Data items

_ _ _

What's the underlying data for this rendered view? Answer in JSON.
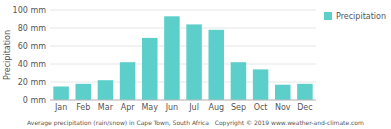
{
  "chart_data": {
    "type": "bar",
    "xlabel": "Average precipitation (rain/snow) in Cape Town, South Africa   Copyright © 2019 www.weather-and-climate.com",
    "ylabel": "Precipitation",
    "categories": [
      "Jan",
      "Feb",
      "Mar",
      "Apr",
      "May",
      "Jun",
      "Jul",
      "Aug",
      "Sep",
      "Oct",
      "Nov",
      "Dec"
    ],
    "series": [
      {
        "name": "Precipitation",
        "color": "#5dcfcb",
        "values": [
          15,
          18,
          22,
          42,
          69,
          93,
          84,
          78,
          42,
          34,
          17,
          18
        ]
      }
    ],
    "ylim": [
      0,
      100
    ],
    "yticks": [
      {
        "value": 0,
        "label": "0 mm"
      },
      {
        "value": 20,
        "label": "20 mm"
      },
      {
        "value": 40,
        "label": "40 mm"
      },
      {
        "value": 60,
        "label": "60 mm"
      },
      {
        "value": 80,
        "label": "80 mm"
      },
      {
        "value": 100,
        "label": "100 mm"
      }
    ],
    "grid": true,
    "legend": "right"
  }
}
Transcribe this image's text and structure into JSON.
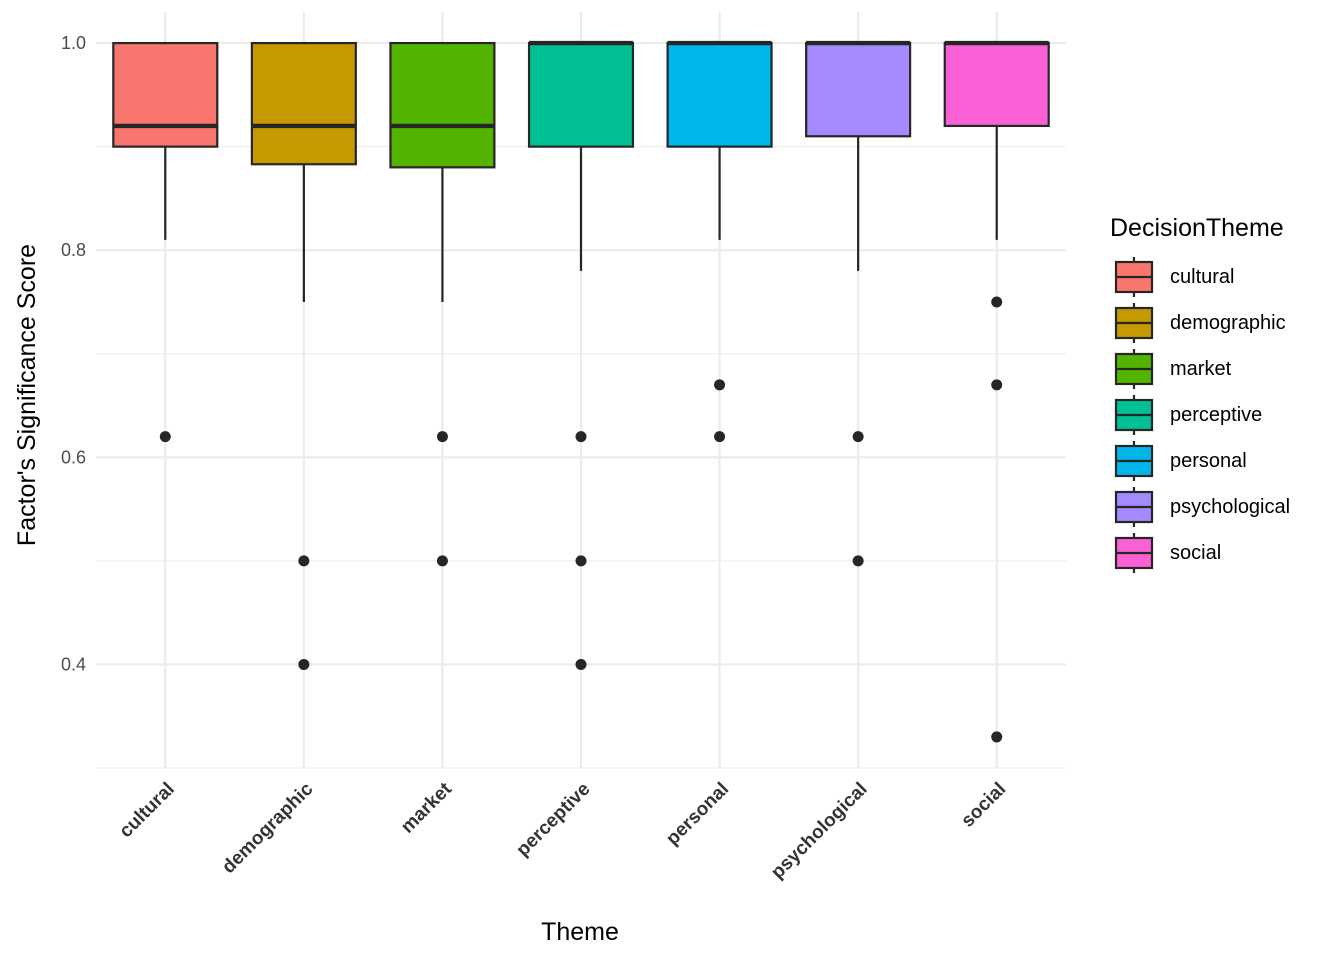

_ _ _

Your instructions:
Print all entries exactly. The images do not belong in the copy.

Answer to this task:
What's the underlying data for this rendered view? Answer in JSON.
{
  "chart_data": {
    "type": "bar",
    "xlabel": "Average precipitation (rain/snow) in Cape Town, South Africa   Copyright © 2019 www.weather-and-climate.com",
    "ylabel": "Precipitation",
    "categories": [
      "Jan",
      "Feb",
      "Mar",
      "Apr",
      "May",
      "Jun",
      "Jul",
      "Aug",
      "Sep",
      "Oct",
      "Nov",
      "Dec"
    ],
    "series": [
      {
        "name": "Precipitation",
        "color": "#5dcfcb",
        "values": [
          15,
          18,
          22,
          42,
          69,
          93,
          84,
          78,
          42,
          34,
          17,
          18
        ]
      }
    ],
    "ylim": [
      0,
      100
    ],
    "yticks": [
      {
        "value": 0,
        "label": "0 mm"
      },
      {
        "value": 20,
        "label": "20 mm"
      },
      {
        "value": 40,
        "label": "40 mm"
      },
      {
        "value": 60,
        "label": "60 mm"
      },
      {
        "value": 80,
        "label": "80 mm"
      },
      {
        "value": 100,
        "label": "100 mm"
      }
    ],
    "grid": true,
    "legend": "right"
  }
}
Transcribe this image's text and structure into JSON.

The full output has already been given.